*PASSAGE SHOWN*.
-*-

The company providing logistics services submitted an enquiry whether the expenses it incurs for the organisation of meetings for employees and individuals employed under civil contracts, covering the expenses for food, alcohol and additional attractions like e.g. the use of go-karts, may be included under tax deductible costs.

Regulations say

Pursuant to Article 15 paragraph 1 of the CIT Act, tax deductible costs shall be all costs incurred in order to derive revenues or to maintain or secure the source of revenues, with the exception of costs listed in Article 16 paragraph 1. So it is deemed that an expense may be recognised as cost on condition that:

  • it has been incurred by a taxpayer,

  • it is definite,

  • it is in connection with the activity carried on,

  • it has been incurred in order to derive, maintain or secure revenues, or it may affect the amount thereof,

  • it is properly documented,

  • it has not been listed in the negative catalogue included in Article 16 paragraph 1 of the CIT Act.

The above conditions must be satisfied jointly.

At the same time, as stipulated by Article 16 paragraph 1 point 28 of the CIT Act, the costs of representation, in particular incurred for catering services, purchase of food and drinks, including alcoholic drinks, shall not be treated as tax deductible costs. Nevertheless, there is no legal definition of the said representation.

Notion of representation – judgment of the Supreme Administrative Court

In its judgment issued by the panel of 7 judges on 17 June 2013 (court ref. no. II FSK 702/11), the Supreme Administrative Court noted that representation constitutes action aimed at creating or strengthening the positive image of the taxpayer towards other entities, above all – every action directed to the taxpayer’s existing or potential customers or a third party in order to create the expected image of the taxpayer for the purpose of facilitating the conclusion of a contract or creating favourable conditions of its conclusion. So an expense for representation may be costs incurred in order to create one’s positive image, highlight prosperity, professionalism, while representation should not be connected with “sumptuousness”, “splendour” or “glamour”.

-*-

*DATASET EXTRACT*.
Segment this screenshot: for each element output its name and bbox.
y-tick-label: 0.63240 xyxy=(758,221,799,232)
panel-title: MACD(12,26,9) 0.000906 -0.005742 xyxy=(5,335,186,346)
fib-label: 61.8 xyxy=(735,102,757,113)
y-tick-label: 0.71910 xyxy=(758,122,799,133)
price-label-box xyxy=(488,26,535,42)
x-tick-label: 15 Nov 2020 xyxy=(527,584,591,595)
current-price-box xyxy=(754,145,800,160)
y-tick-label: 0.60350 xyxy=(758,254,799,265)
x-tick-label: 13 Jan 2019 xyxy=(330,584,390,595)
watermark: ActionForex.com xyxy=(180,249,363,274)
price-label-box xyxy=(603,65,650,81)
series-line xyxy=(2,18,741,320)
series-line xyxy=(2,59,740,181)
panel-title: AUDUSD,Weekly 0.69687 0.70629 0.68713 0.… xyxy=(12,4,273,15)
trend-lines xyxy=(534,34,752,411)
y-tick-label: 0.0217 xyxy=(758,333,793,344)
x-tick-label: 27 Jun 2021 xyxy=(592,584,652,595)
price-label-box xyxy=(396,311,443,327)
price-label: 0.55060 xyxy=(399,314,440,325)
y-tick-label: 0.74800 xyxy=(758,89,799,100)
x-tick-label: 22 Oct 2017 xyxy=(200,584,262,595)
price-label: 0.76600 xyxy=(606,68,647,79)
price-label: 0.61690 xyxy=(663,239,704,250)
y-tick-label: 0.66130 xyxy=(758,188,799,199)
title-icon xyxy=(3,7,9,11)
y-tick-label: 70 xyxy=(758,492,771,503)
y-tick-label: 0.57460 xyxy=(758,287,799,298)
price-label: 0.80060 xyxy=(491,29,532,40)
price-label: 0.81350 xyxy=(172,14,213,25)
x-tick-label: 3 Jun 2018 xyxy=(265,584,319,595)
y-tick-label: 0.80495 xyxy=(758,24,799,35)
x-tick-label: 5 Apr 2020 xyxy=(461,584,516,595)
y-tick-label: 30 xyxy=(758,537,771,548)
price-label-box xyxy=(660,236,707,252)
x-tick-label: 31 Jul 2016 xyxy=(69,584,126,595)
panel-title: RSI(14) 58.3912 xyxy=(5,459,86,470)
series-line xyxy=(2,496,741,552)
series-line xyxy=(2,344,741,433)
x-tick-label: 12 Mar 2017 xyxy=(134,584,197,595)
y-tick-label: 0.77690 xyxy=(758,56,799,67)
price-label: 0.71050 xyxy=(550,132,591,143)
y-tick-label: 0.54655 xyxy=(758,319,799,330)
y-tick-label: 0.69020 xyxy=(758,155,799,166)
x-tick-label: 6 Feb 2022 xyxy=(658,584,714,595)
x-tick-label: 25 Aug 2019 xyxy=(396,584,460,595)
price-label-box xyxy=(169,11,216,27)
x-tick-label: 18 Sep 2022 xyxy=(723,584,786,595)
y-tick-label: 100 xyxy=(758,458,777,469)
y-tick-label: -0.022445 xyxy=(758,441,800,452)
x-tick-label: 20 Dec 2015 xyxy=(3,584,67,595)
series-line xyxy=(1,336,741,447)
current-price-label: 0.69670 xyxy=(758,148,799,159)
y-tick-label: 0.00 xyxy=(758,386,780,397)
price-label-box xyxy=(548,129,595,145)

-*-

Copy out the passage about tax-deductible costs in full, word for word. Rely only on the passage about tax-deductible costs and on nothing else.

The company providing logistics services submitted an enquiry whether the expenses it incurs for the organisation of meetings for employees and individuals employed under civil contracts, covering the expenses for food, alcohol and additional attractions like e.g. the use of go-karts, may be included under tax deductible costs.

Regulations say

Pursuant to Article 15 paragraph 1 of the CIT Act, tax deductible costs shall be all costs incurred in order to derive revenues or to maintain or secure the source of revenues, with the exception of costs listed in Article 16 paragraph 1. So it is deemed that an expense may be recognised as cost on condition that:

  • it has been incurred by a taxpayer,

  • it is definite,

  • it is in connection with the activity carried on,

  • it has been incurred in order to derive, maintain or secure revenues, or it may affect the amount thereof,

  • it is properly documented,

  • it has not been listed in the negative catalogue included in Article 16 paragraph 1 of the CIT Act.

The above conditions must be satisfied jointly.

At the same time, as stipulated by Article 16 paragraph 1 point 28 of the CIT Act, the costs of representation, in particular incurred for catering services, purchase of food and drinks, including alcoholic drinks, shall not be treated as tax deductible costs. Nevertheless, there is no legal definition of the said representation.

Notion of representation – judgment of the Supreme Administrative Court

In its judgment issued by the panel of 7 judges on 17 June 2013 (court ref. no. II FSK 702/11), the Supreme Administrative Court noted that representation constitutes action aimed at creating or strengthening the positive image of the taxpayer towards other entities, above all – every action directed to the taxpayer’s existing or potential customers or a third party in order to create the expected image of the taxpayer for the purpose of facilitating the conclusion of a contract or creating favourable conditions of its conclusion. So an expense for representation may be costs incurred in order to create one’s positive image, highlight prosperity, professionalism, while representation should not be connected with “sumptuousness”, “splendour” or “glamour”.